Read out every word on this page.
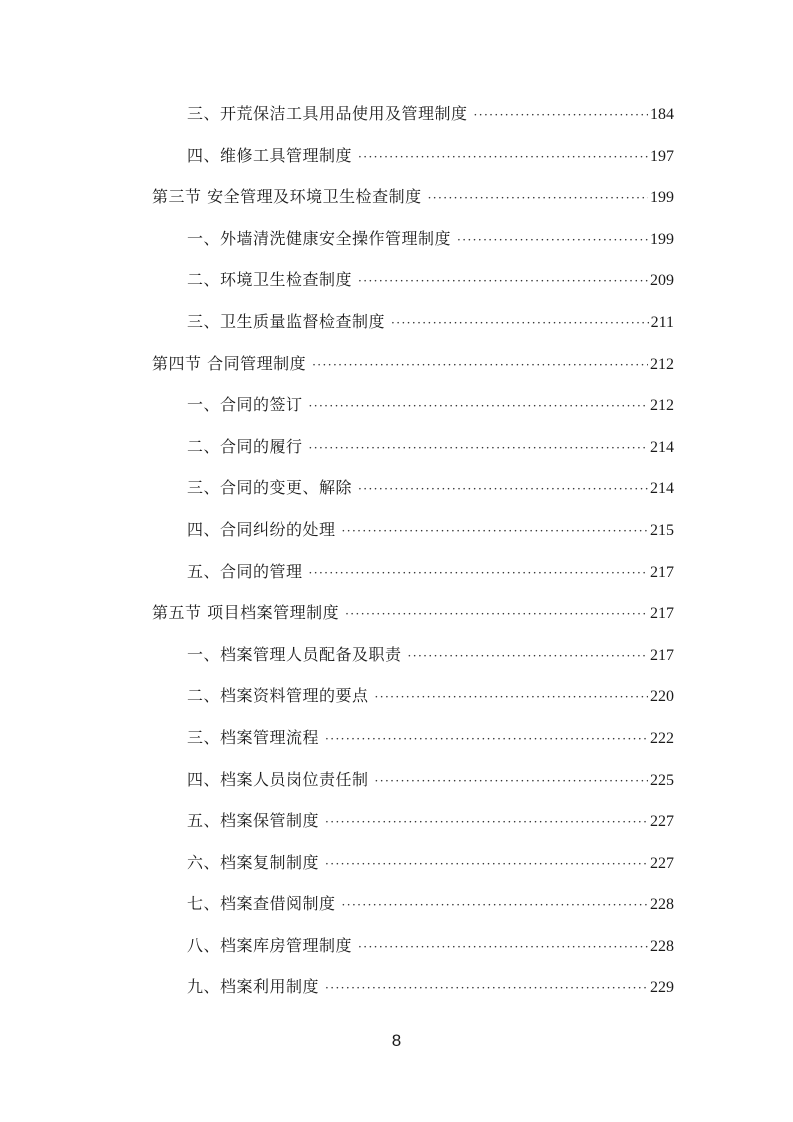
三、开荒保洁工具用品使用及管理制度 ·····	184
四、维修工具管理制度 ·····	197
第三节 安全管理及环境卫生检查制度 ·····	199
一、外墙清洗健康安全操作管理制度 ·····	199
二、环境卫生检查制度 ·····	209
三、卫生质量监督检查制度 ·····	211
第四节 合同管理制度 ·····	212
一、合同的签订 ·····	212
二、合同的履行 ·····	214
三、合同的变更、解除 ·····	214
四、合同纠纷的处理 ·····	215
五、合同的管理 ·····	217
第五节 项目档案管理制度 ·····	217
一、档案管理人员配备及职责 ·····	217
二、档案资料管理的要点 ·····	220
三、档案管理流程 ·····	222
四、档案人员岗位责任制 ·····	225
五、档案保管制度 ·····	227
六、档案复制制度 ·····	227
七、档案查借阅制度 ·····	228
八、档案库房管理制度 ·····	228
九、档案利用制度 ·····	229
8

........

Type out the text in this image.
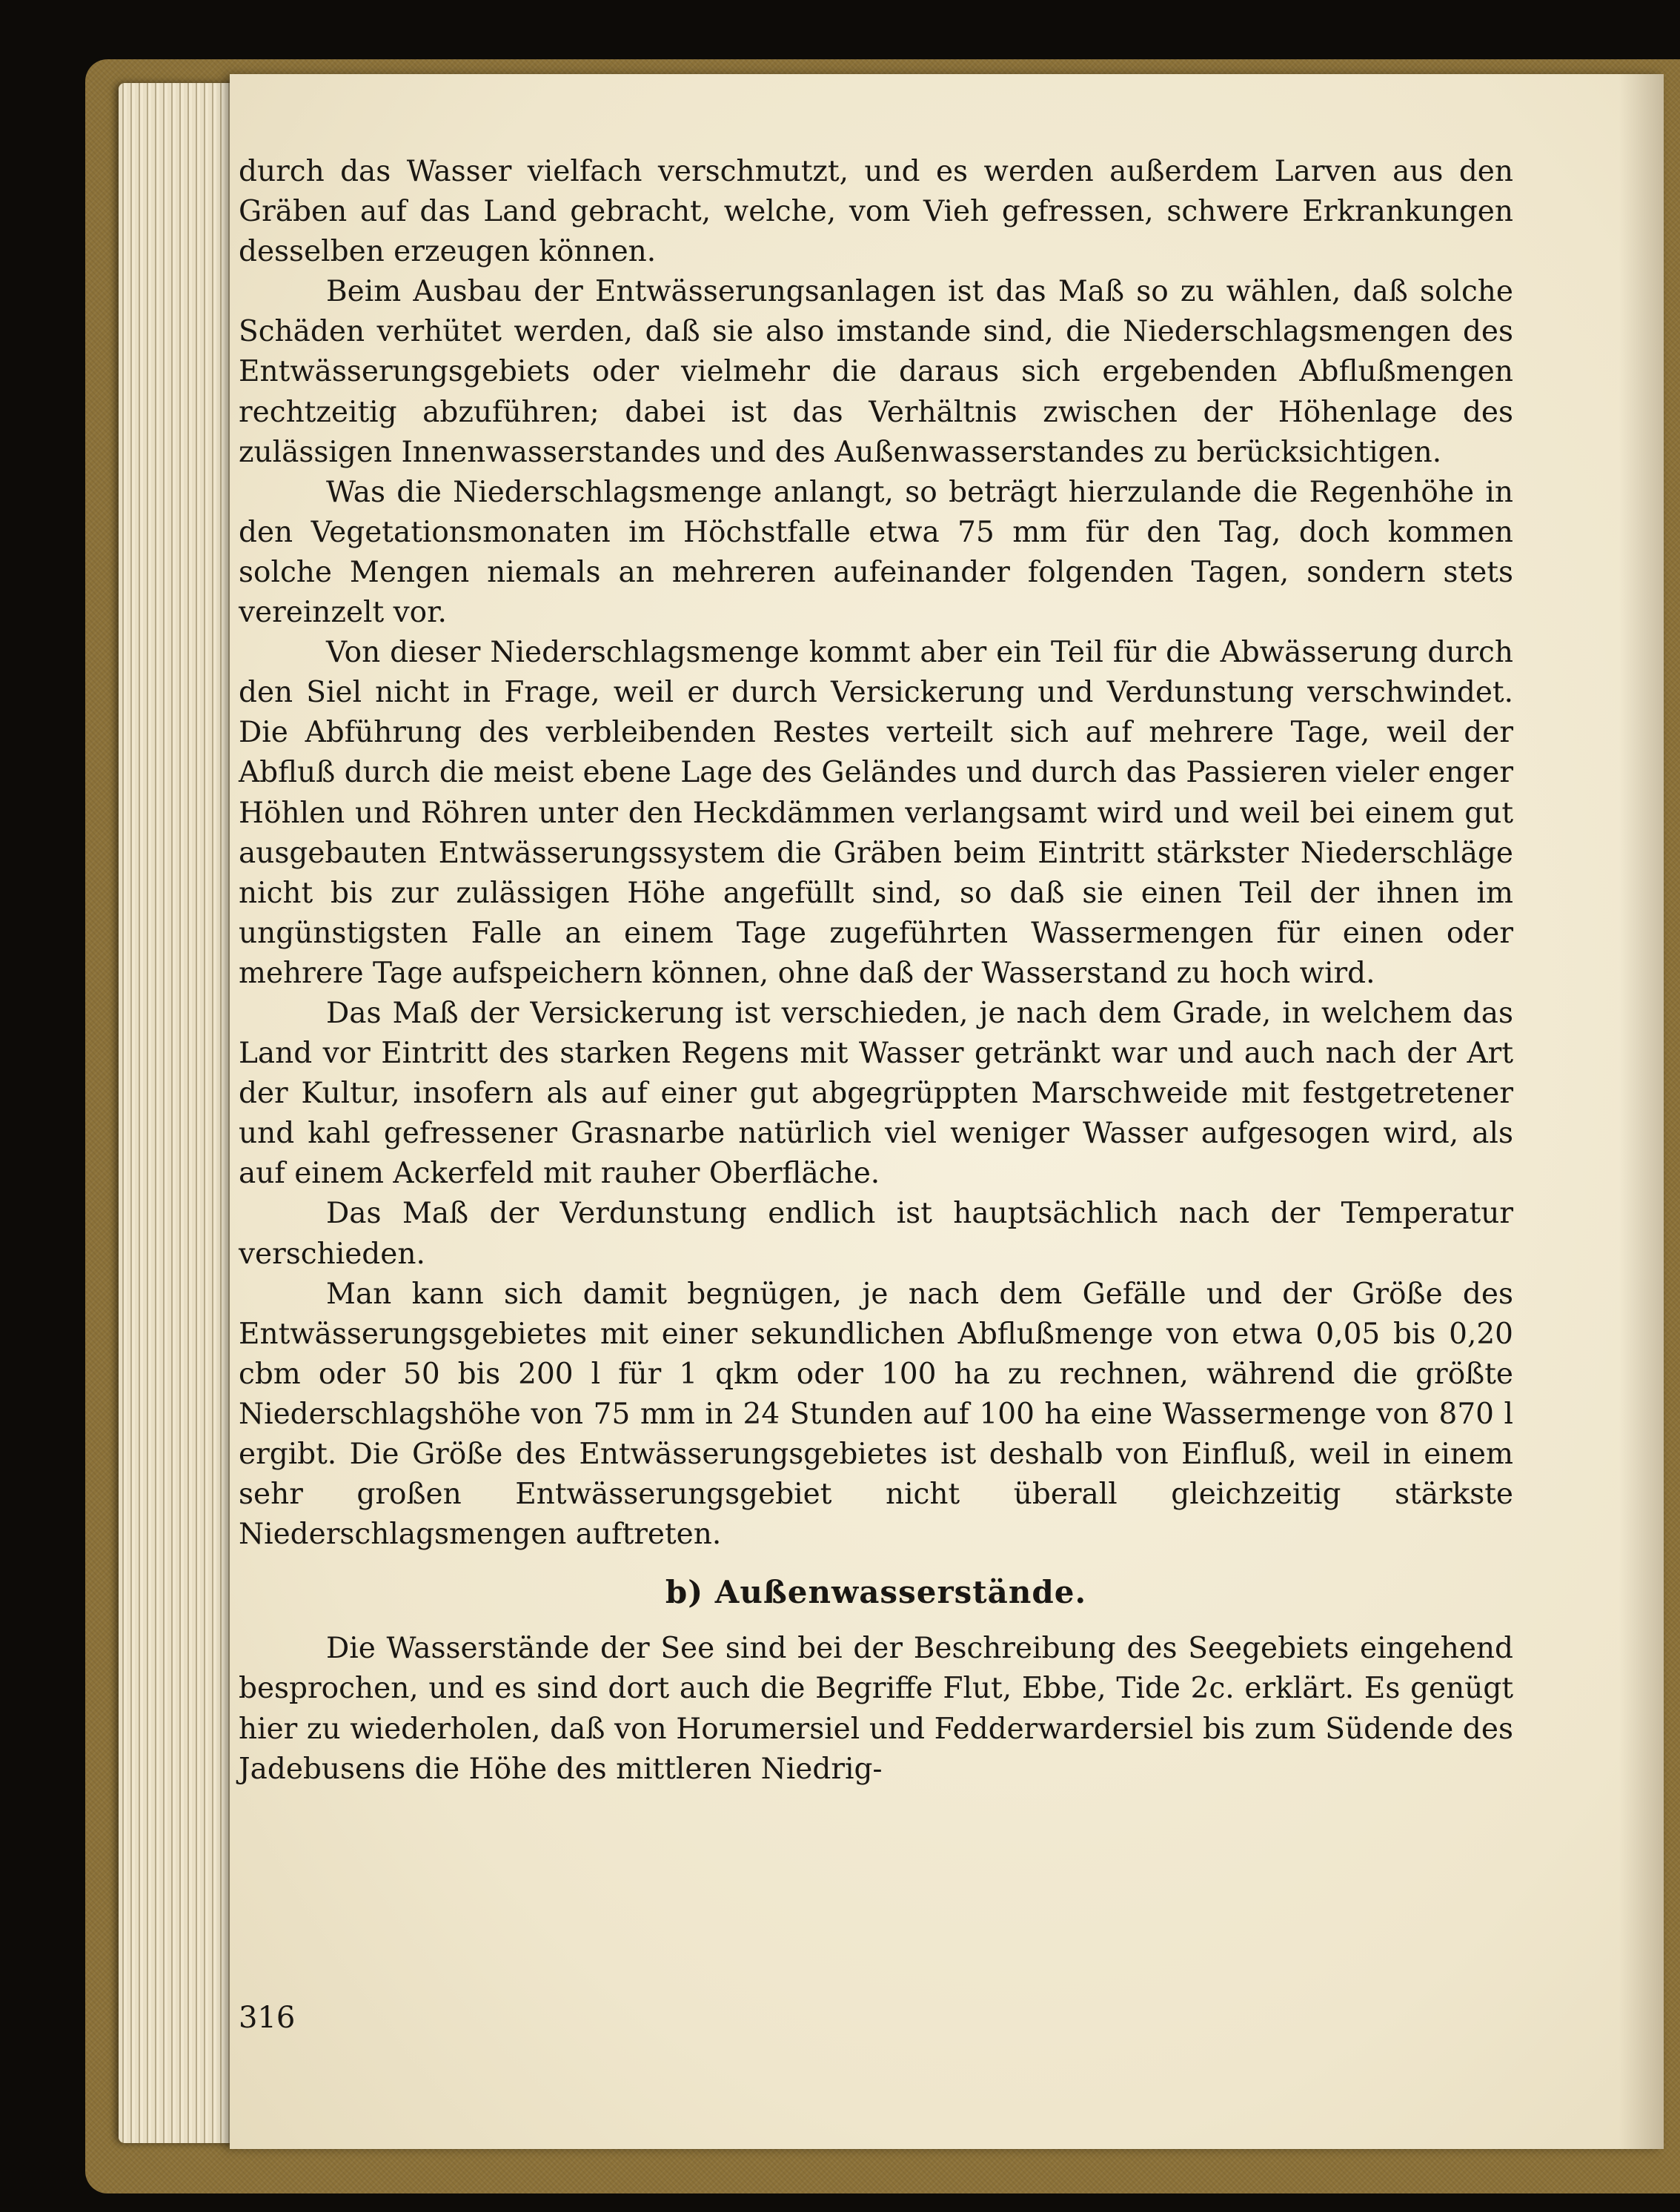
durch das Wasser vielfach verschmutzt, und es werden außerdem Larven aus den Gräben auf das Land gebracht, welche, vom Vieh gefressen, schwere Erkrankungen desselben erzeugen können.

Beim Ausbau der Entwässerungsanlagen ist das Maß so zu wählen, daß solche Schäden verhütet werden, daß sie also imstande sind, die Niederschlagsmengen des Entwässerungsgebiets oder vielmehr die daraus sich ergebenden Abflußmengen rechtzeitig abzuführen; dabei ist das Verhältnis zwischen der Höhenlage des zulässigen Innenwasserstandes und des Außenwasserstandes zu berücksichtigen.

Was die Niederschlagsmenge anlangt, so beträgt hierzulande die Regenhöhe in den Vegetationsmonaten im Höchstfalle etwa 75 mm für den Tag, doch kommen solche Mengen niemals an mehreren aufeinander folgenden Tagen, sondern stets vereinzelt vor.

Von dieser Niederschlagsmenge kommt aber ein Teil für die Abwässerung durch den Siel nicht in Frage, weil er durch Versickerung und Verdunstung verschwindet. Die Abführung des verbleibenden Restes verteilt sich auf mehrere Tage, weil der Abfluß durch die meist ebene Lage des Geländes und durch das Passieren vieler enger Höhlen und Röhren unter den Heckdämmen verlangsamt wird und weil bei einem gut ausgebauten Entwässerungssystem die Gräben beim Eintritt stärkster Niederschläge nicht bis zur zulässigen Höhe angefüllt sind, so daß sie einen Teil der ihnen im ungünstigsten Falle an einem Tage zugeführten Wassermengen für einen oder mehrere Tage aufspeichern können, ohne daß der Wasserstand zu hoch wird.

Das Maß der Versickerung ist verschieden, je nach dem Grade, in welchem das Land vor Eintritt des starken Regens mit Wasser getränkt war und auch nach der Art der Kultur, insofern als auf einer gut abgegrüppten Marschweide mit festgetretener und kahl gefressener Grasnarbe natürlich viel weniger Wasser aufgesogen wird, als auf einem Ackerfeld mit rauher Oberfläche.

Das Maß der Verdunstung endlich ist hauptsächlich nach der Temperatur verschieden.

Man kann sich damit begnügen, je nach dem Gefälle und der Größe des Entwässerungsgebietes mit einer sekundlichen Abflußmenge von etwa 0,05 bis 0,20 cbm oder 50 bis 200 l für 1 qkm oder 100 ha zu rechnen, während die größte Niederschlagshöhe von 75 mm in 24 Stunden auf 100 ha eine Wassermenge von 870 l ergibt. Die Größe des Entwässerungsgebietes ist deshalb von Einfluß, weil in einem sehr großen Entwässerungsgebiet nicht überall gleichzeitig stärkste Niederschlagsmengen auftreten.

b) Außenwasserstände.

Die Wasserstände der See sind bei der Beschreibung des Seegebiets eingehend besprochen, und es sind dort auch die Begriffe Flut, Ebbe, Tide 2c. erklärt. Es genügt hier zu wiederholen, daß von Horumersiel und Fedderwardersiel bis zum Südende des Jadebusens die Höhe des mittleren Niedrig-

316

........

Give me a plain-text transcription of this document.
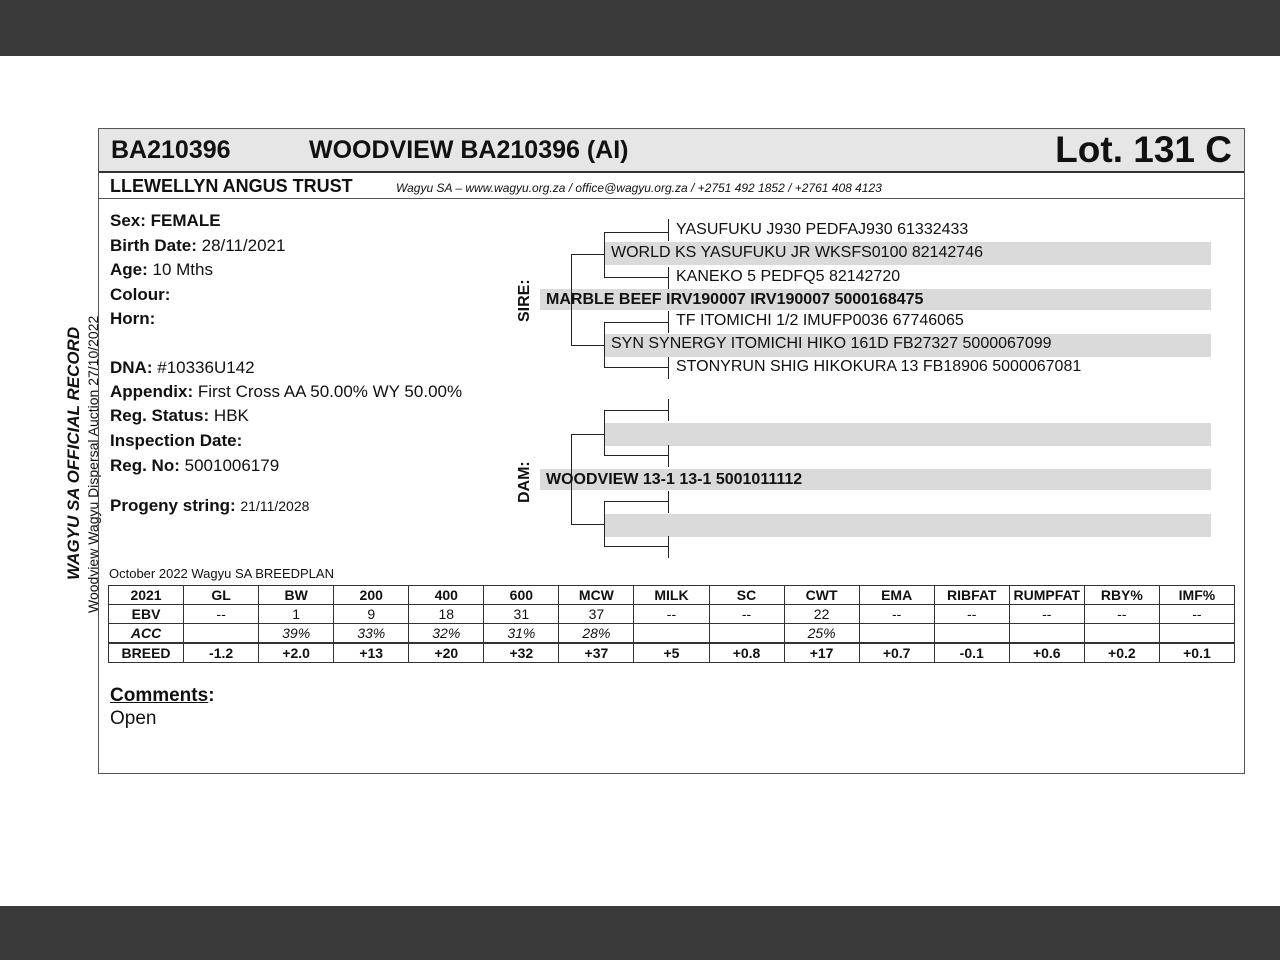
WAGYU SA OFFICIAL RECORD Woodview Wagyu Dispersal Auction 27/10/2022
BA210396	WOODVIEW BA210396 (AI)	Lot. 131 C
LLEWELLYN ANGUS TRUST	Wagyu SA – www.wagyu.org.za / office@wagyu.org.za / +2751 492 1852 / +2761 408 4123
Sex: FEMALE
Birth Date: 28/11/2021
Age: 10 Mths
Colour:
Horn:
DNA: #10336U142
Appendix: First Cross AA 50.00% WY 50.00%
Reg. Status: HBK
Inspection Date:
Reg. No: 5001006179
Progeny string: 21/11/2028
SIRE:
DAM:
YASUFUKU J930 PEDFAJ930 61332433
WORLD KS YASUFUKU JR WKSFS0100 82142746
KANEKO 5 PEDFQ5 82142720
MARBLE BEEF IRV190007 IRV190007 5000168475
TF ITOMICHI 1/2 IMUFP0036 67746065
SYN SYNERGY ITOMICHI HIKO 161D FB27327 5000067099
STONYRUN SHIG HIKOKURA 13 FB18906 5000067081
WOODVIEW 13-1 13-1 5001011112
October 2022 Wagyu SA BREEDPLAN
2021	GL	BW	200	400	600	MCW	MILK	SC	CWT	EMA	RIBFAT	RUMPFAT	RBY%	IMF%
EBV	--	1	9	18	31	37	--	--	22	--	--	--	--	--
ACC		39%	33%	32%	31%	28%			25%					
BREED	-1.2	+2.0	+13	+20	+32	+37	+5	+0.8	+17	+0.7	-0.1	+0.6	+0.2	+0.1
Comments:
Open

........

*Your instructions:* Pick out all lines from the data above in which the word "Verdunstung" appears.

*Result of the exercise:*
Von dieser Niederschlagsmenge kommt aber ein Teil für die Abwässerung durch den Siel nicht in Frage, weil er durch Versickerung und Verdunstung verschwindet. Die Abführung des verbleibenden Restes verteilt sich auf mehrere Tage, weil der Abfluß durch die meist ebene Lage des Geländes und durch das Passieren vieler enger Höhlen und Röhren unter den Heckdämmen verlangsamt wird und weil bei einem gut ausgebauten Entwässerungssystem die Gräben beim Eintritt stärkster Niederschläge nicht bis zur zulässigen Höhe angefüllt sind, so daß sie einen Teil der ihnen im ungünstigsten Falle an einem Tage zugeführten Wassermengen für einen oder mehrere Tage aufspeichern können, ohne daß der Wasserstand zu hoch wird.
Das Maß der Verdunstung endlich ist hauptsächlich nach der Temperatur verschieden.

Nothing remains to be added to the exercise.